*Stated task*: Could you write out the records below exactly as they appear?

*Provided records*:
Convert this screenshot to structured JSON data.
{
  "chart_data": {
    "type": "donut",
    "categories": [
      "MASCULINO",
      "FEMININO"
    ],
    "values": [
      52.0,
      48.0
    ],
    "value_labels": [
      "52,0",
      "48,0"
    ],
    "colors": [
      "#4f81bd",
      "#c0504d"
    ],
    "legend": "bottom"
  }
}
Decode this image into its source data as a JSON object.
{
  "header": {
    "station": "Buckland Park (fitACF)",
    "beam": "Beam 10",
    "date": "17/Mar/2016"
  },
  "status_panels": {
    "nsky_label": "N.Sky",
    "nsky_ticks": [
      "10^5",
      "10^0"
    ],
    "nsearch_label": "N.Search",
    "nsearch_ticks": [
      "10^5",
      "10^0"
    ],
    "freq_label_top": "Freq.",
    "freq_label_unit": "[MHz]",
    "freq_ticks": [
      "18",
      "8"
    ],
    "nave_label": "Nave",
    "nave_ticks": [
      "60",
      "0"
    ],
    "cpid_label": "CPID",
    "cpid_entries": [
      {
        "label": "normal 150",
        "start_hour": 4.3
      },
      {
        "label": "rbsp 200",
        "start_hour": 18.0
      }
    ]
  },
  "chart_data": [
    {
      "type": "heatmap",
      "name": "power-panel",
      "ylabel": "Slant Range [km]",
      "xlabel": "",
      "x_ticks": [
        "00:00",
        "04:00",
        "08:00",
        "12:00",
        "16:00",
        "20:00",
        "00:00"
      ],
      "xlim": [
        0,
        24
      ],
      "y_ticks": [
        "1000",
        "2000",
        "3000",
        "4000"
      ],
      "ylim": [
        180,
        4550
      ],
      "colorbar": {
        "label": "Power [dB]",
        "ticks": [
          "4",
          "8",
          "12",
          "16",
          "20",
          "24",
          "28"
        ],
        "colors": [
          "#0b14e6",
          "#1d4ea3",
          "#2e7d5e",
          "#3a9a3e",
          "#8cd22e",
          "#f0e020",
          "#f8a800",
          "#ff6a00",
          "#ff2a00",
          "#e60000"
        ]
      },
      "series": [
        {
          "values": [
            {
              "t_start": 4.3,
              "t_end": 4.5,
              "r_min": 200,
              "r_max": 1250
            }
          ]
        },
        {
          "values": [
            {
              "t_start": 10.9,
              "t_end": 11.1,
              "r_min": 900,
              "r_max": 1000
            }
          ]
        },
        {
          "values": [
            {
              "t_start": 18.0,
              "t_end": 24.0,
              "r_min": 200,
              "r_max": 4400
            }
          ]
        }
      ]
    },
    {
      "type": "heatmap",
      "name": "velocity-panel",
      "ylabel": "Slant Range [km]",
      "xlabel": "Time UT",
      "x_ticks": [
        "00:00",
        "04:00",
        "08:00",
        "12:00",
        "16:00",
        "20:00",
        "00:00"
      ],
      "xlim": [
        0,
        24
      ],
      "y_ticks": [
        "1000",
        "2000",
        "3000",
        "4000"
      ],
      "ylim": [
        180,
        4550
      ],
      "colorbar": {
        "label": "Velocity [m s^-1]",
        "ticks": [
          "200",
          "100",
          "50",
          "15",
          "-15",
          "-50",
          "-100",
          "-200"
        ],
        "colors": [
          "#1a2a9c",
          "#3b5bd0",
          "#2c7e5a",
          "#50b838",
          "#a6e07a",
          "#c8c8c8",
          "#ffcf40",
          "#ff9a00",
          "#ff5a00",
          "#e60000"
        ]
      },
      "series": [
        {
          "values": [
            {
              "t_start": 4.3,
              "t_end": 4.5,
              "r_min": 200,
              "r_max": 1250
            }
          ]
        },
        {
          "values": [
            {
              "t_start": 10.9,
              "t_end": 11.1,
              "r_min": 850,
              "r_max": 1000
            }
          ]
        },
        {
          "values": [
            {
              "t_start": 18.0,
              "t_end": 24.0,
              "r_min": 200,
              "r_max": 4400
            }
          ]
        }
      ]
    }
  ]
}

*Result*:
Convert this screenshot to structured JSON data.
{
  "chart_data": {
    "type": "donut",
    "categories": [
      "MASCULINO",
      "FEMININO"
    ],
    "values": [
      52.0,
      48.0
    ],
    "value_labels": [
      "52,0",
      "48,0"
    ],
    "colors": [
      "#4f81bd",
      "#c0504d"
    ],
    "legend": "bottom"
  }
}
Decode this image into its source data as a JSON object.
{
  "header": {
    "station": "Buckland Park (fitACF)",
    "beam": "Beam 10",
    "date": "17/Mar/2016"
  },
  "status_panels": {
    "nsky_label": "N.Sky",
    "nsky_ticks": [
      "10^5",
      "10^0"
    ],
    "nsearch_label": "N.Search",
    "nsearch_ticks": [
      "10^5",
      "10^0"
    ],
    "freq_label_top": "Freq.",
    "freq_label_unit": "[MHz]",
    "freq_ticks": [
      "18",
      "8"
    ],
    "nave_label": "Nave",
    "nave_ticks": [
      "60",
      "0"
    ],
    "cpid_label": "CPID",
    "cpid_entries": [
      {
        "label": "normal 150",
        "start_hour": 4.3
      },
      {
        "label": "rbsp 200",
        "start_hour": 18.0
      }
    ]
  },
  "chart_data": [
    {
      "type": "heatmap",
      "name": "power-panel",
      "ylabel": "Slant Range [km]",
      "xlabel": "",
      "x_ticks": [
        "00:00",
        "04:00",
        "08:00",
        "12:00",
        "16:00",
        "20:00",
        "00:00"
      ],
      "xlim": [
        0,
        24
      ],
      "y_ticks": [
        "1000",
        "2000",
        "3000",
        "4000"
      ],
      "ylim": [
        180,
        4550
      ],
      "colorbar": {
        "label": "Power [dB]",
        "ticks": [
          "4",
          "8",
          "12",
          "16",
          "20",
          "24",
          "28"
        ],
        "colors": [
          "#0b14e6",
          "#1d4ea3",
          "#2e7d5e",
          "#3a9a3e",
          "#8cd22e",
          "#f0e020",
          "#f8a800",
          "#ff6a00",
          "#ff2a00",
          "#e60000"
        ]
      },
      "series": [
        {
          "values": [
            {
              "t_start": 4.3,
              "t_end": 4.5,
              "r_min": 200,
              "r_max": 1250
            }
          ]
        },
        {
          "values": [
            {
              "t_start": 10.9,
              "t_end": 11.1,
              "r_min": 900,
              "r_max": 1000
            }
          ]
        },
        {
          "values": [
            {
              "t_start": 18.0,
              "t_end": 24.0,
              "r_min": 200,
              "r_max": 4400
            }
          ]
        }
      ]
    },
    {
      "type": "heatmap",
      "name": "velocity-panel",
      "ylabel": "Slant Range [km]",
      "xlabel": "Time UT",
      "x_ticks": [
        "00:00",
        "04:00",
        "08:00",
        "12:00",
        "16:00",
        "20:00",
        "00:00"
      ],
      "xlim": [
        0,
        24
      ],
      "y_ticks": [
        "1000",
        "2000",
        "3000",
        "4000"
      ],
      "ylim": [
        180,
        4550
      ],
      "colorbar": {
        "label": "Velocity [m s^-1]",
        "ticks": [
          "200",
          "100",
          "50",
          "15",
          "-15",
          "-50",
          "-100",
          "-200"
        ],
        "colors": [
          "#1a2a9c",
          "#3b5bd0",
          "#2c7e5a",
          "#50b838",
          "#a6e07a",
          "#c8c8c8",
          "#ffcf40",
          "#ff9a00",
          "#ff5a00",
          "#e60000"
        ]
      },
      "series": [
        {
          "values": [
            {
              "t_start": 4.3,
              "t_end": 4.5,
              "r_min": 200,
              "r_max": 1250
            }
          ]
        },
        {
          "values": [
            {
              "t_start": 10.9,
              "t_end": 11.1,
              "r_min": 850,
              "r_max": 1000
            }
          ]
        },
        {
          "values": [
            {
              "t_start": 18.0,
              "t_end": 24.0,
              "r_min": 200,
              "r_max": 4400
            }
          ]
        }
      ]
    }
  ]
}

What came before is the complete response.